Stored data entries
== == ==
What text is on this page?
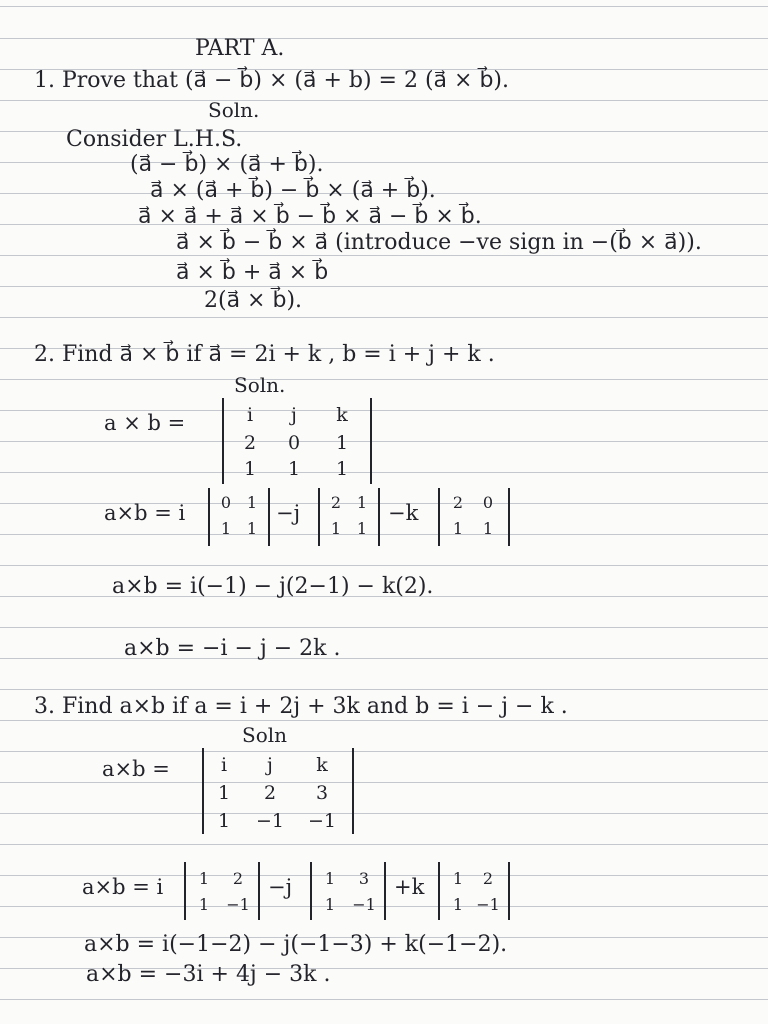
PART A.
1. Prove that (a⃗ − b⃗) × (a⃗ + b) = 2 (a⃗ × b⃗).
Soln.
Consider L.H.S.
(a⃗ − b⃗) × (a⃗ + b⃗).
a⃗ × (a⃗ + b⃗) − b⃗ × (a⃗ + b⃗).
a⃗ × a⃗ + a⃗ × b⃗ − b⃗ × a⃗ − b⃗ × b⃗.
a⃗ × b⃗ − b⃗ × a⃗ (introduce −ve sign in −(b⃗ × a⃗)).
a⃗ × b⃗ + a⃗ × b⃗
2(a⃗ × b⃗).
2. Find a⃗ × b⃗ if a⃗ = 2i + k , b = i + j + k .
Soln.
a × b =	i	j	k
2	0	1
1	1	1
a×b = i	0 1
1 1
−j	2 1
1 1
−k	2	0
1	1
a×b = i(−1) − j(2−1) − k(2).
a×b = −i − j − 2k .
3. Find a×b if a = i + 2j + 3k and b = i − j − k .
Soln
a×b =	i	j	k
1	2	3
1	−1	−1
a×b = i	1	2
1	−1
−j	1	3
1	−1
+k	1	2
1 −1
a×b = i(−1−2) − j(−1−3) + k(−1−2).
a×b = −3i + 4j − 3k .
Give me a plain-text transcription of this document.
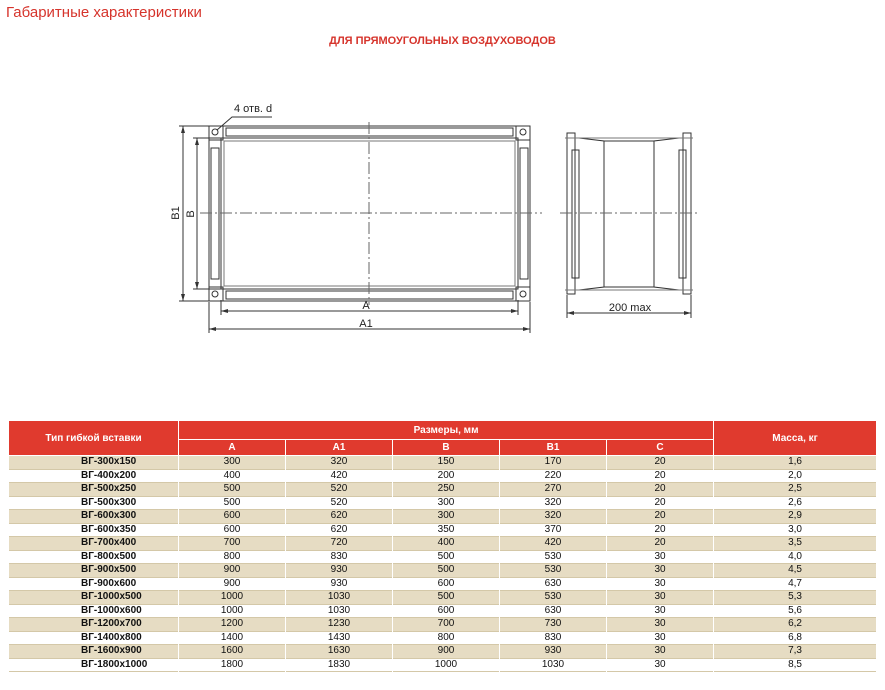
Габаритные характеристики
ДЛЯ ПРЯМОУГОЛЬНЫХ ВОЗДУХОВОДОВ
4 отв. d
A
A1
B
B1
200 max
Тип гибкой вставки	Размеры, мм					Масса, кг
	A	A1	B	B1	C	
ВГ-300х150	300	320	150	170	20	1,6
ВГ-400х200	400	420	200	220	20	2,0
ВГ-500х250	500	520	250	270	20	2,5
ВГ-500х300	500	520	300	320	20	2,6
ВГ-600х300	600	620	300	320	20	2,9
ВГ-600х350	600	620	350	370	20	3,0
ВГ-700х400	700	720	400	420	20	3,5
ВГ-800х500	800	830	500	530	30	4,0
ВГ-900х500	900	930	500	530	30	4,5
ВГ-900х600	900	930	600	630	30	4,7
ВГ-1000х500	1000	1030	500	530	30	5,3
ВГ-1000х600	1000	1030	600	630	30	5,6
ВГ-1200х700	1200	1230	700	730	30	6,2
ВГ-1400х800	1400	1430	800	830	30	6,8
ВГ-1600х900	1600	1630	900	930	30	7,3
ВГ-1800х1000	1800	1830	1000	1030	30	8,5
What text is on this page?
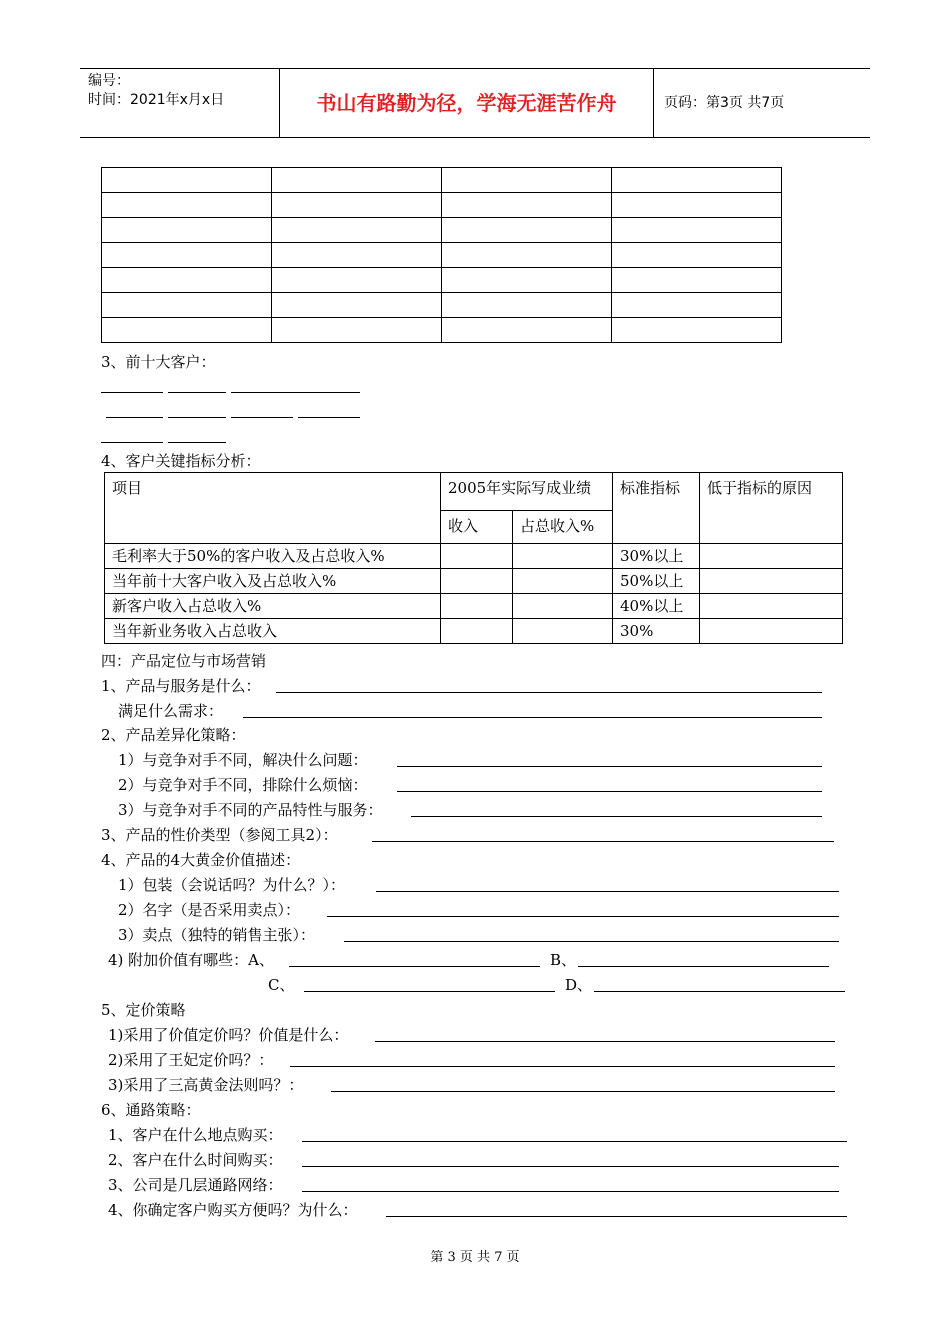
编号：
时间：2021年x月x日	书山有路勤为径，学海无涯苦作舟	页码：第3页 共7页

3、前十大客户：
4、客户关键指标分析：
项目	2005年实际写成业绩		标准指标	低于指标的原因
	收入	占总收入%		
毛利率大于50%的客户收入及占总收入%			30%以上	
当年前十大客户收入及占总收入%			50%以上	
新客户收入占总收入%			40%以上	
当年新业务收入占总收入			30%	
四：产品定位与市场营销
1、产品与服务是什么：
满足什么需求：
2、产品差异化策略：
1）与竞争对手不同，解决什么问题：
2）与竞争对手不同，排除什么烦恼：
3）与竞争对手不同的产品特性与服务：
3、产品的性价类型（参阅工具2）：
4、产品的4大黄金价值描述：
1）包装（会说话吗？为什么？）：
2）名字（是否采用卖点）：
3）卖点（独特的销售主张）：
4) 附加价值有哪些：A、	B、
C、	D、
5、定价策略
1)采用了价值定价吗？价值是什么：
2)采用了王妃定价吗？：
3)采用了三高黄金法则吗？：
6、通路策略：
1、客户在什么地点购买：
2、客户在什么时间购买：
3、公司是几层通路网络：
4、你确定客户购买方便吗？为什么：
第 3 页 共 7 页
== == ==
§ Stated problem
Leave out the pictures and output the rest of the material exactly as written.

§ Output of the exercise
What text is on this page?
PART A.
1. Prove that (a⃗ − b⃗) × (a⃗ + b) = 2 (a⃗ × b⃗).
Soln.
Consider L.H.S.
(a⃗ − b⃗) × (a⃗ + b⃗).
a⃗ × (a⃗ + b⃗) − b⃗ × (a⃗ + b⃗).
a⃗ × a⃗ + a⃗ × b⃗ − b⃗ × a⃗ − b⃗ × b⃗.
a⃗ × b⃗ − b⃗ × a⃗ (introduce −ve sign in −(b⃗ × a⃗)).
a⃗ × b⃗ + a⃗ × b⃗
2(a⃗ × b⃗).
2. Find a⃗ × b⃗ if a⃗ = 2i + k , b = i + j + k .
Soln.
a × b =	i	j	k
2	0	1
1	1	1
a×b = i	0 1
1 1
−j	2 1
1 1
−k	2	0
1	1
a×b = i(−1) − j(2−1) − k(2).
a×b = −i − j − 2k .
3. Find a×b if a = i + 2j + 3k and b = i − j − k .
Soln
a×b =	i	j	k
1	2	3
1	−1	−1
a×b = i	1	2
1	−1
−j	1	3
1	−1
+k	1	2
1 −1
a×b = i(−1−2) − j(−1−3) + k(−1−2).
a×b = −3i + 4j − 3k .
Give me a plain-text transcription of this document.
Габаритные характеристики
ДЛЯ ПРЯМОУГОЛЬНЫХ ВОЗДУХОВОДОВ
4 отв. d
A
A1
B
B1
200 max
Тип гибкой вставки	Размеры, мм					Масса, кг
	A	A1	B	B1	C	
ВГ-300х150	300	320	150	170	20	1,6
ВГ-400х200	400	420	200	220	20	2,0
ВГ-500х250	500	520	250	270	20	2,5
ВГ-500х300	500	520	300	320	20	2,6
ВГ-600х300	600	620	300	320	20	2,9
ВГ-600х350	600	620	350	370	20	3,0
ВГ-700х400	700	720	400	420	20	3,5
ВГ-800х500	800	830	500	530	30	4,0
ВГ-900х500	900	930	500	530	30	4,5
ВГ-900х600	900	930	600	630	30	4,7
ВГ-1000х500	1000	1030	500	530	30	5,3
ВГ-1000х600	1000	1030	600	630	30	5,6
ВГ-1200х700	1200	1230	700	730	30	6,2
ВГ-1400х800	1400	1430	800	830	30	6,8
ВГ-1600х900	1600	1630	900	930	30	7,3
ВГ-1800х1000	1800	1830	1000	1030	30	8,5
What text is on this page?
编号：
时间：2021年x月x日	书山有路勤为径，学海无涯苦作舟	页码：第3页 共7页

3、前十大客户：
4、客户关键指标分析：
项目	2005年实际写成业绩		标准指标	低于指标的原因
	收入	占总收入%		
毛利率大于50%的客户收入及占总收入%			30%以上	
当年前十大客户收入及占总收入%			50%以上	
新客户收入占总收入%			40%以上	
当年新业务收入占总收入			30%	
四：产品定位与市场营销
1、产品与服务是什么：
满足什么需求：
2、产品差异化策略：
1）与竞争对手不同，解决什么问题：
2）与竞争对手不同，排除什么烦恼：
3）与竞争对手不同的产品特性与服务：
3、产品的性价类型（参阅工具2）：
4、产品的4大黄金价值描述：
1）包装（会说话吗？为什么？）：
2）名字（是否采用卖点）：
3）卖点（独特的销售主张）：
4) 附加价值有哪些：A、	B、
C、	D、
5、定价策略
1)采用了价值定价吗？价值是什么：
2)采用了王妃定价吗？：
3)采用了三高黄金法则吗？：
6、通路策略：
1、客户在什么地点购买：
2、客户在什么时间购买：
3、公司是几层通路网络：
4、你确定客户购买方便吗？为什么：
第 3 页 共 7 页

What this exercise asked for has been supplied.